== Description of the task ==
Determine how many lines below hold the string "this". Reply with the number alone.
[Begin Data section]
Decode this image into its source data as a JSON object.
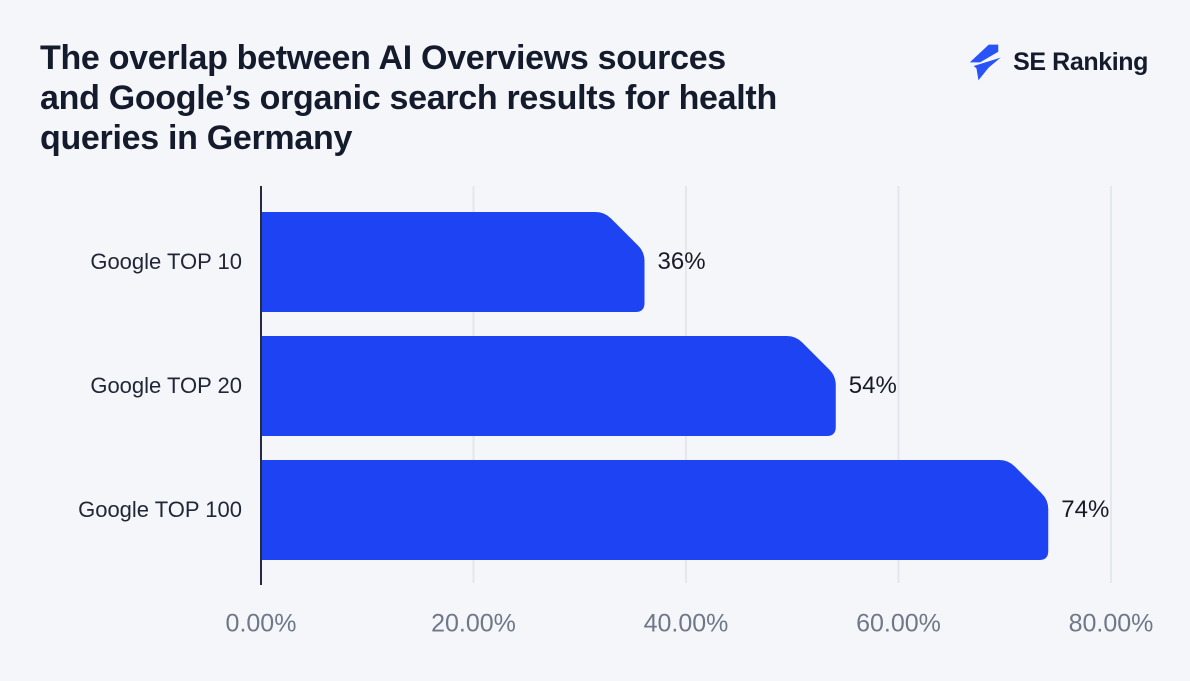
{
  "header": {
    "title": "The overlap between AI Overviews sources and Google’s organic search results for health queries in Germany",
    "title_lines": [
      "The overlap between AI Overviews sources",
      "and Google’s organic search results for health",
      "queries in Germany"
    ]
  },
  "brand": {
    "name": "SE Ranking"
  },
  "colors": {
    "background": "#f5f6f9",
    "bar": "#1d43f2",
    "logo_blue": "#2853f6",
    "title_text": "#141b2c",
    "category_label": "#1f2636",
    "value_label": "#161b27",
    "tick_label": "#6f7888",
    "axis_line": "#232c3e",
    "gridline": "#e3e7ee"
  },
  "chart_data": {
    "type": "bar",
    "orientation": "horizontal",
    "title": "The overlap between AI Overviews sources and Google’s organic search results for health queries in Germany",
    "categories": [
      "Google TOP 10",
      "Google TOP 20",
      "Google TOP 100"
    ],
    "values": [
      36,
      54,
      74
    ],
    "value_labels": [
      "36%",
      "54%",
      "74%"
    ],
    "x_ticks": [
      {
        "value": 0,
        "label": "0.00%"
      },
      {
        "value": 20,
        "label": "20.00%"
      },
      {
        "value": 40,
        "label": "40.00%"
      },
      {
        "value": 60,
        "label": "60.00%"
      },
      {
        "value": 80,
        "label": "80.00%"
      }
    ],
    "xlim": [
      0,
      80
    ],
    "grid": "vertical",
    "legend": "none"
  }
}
[End Data section]
[Begin Data section]
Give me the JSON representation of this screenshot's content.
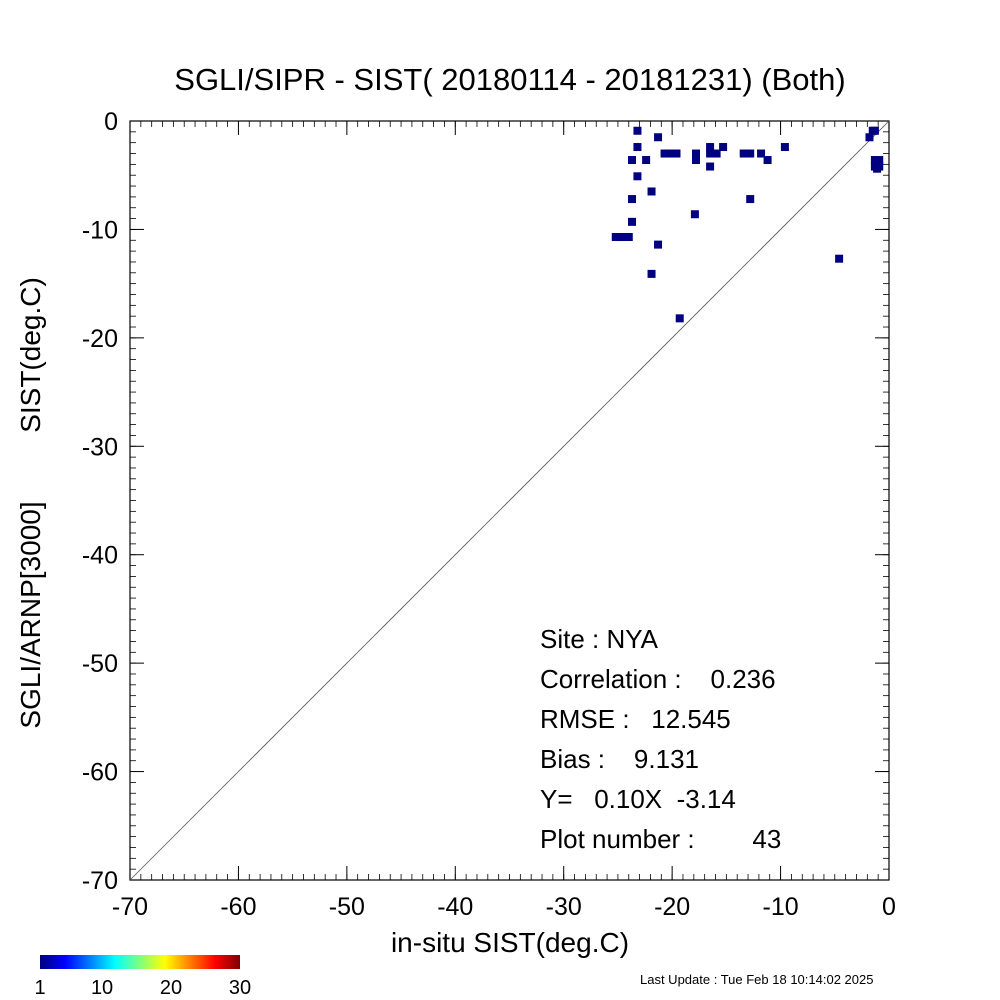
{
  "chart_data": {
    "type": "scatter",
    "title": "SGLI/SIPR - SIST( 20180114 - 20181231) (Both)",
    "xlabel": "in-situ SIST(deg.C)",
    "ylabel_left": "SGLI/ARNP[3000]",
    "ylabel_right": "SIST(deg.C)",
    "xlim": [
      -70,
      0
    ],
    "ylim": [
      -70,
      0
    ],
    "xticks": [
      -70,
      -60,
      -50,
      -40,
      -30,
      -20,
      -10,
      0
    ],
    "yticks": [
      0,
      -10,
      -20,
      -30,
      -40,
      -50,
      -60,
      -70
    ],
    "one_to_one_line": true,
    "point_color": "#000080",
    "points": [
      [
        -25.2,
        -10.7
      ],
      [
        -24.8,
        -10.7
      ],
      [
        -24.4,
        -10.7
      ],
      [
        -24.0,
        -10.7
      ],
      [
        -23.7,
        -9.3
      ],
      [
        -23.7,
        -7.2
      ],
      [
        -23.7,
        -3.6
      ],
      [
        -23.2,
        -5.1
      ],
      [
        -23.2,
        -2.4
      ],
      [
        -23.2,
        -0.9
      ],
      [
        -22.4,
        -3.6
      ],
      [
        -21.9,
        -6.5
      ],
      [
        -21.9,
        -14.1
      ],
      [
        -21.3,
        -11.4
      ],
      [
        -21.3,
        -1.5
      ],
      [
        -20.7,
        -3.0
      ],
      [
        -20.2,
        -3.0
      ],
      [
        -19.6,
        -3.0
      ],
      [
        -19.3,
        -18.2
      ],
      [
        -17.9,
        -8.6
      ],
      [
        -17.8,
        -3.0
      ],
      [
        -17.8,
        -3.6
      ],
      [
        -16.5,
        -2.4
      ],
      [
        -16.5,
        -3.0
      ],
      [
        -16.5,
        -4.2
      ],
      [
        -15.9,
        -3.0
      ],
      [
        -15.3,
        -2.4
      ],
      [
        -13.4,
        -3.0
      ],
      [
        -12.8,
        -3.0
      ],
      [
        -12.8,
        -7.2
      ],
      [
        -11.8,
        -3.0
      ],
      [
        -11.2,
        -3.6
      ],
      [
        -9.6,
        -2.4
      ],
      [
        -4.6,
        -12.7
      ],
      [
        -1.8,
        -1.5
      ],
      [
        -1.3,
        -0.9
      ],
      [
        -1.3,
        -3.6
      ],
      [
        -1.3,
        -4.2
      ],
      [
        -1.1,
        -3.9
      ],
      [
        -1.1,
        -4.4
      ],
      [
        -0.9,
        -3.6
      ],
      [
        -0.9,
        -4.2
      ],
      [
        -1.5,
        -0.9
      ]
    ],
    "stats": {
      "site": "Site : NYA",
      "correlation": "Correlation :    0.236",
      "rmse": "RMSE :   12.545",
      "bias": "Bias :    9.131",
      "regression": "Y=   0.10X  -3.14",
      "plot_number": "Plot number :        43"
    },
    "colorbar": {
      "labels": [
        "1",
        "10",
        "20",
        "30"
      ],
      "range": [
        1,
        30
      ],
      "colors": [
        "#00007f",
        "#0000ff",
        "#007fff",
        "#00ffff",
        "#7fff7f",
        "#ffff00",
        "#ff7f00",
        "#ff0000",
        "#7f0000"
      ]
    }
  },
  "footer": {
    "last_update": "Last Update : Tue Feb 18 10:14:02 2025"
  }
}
[End Data section]
== Problem solution ==
2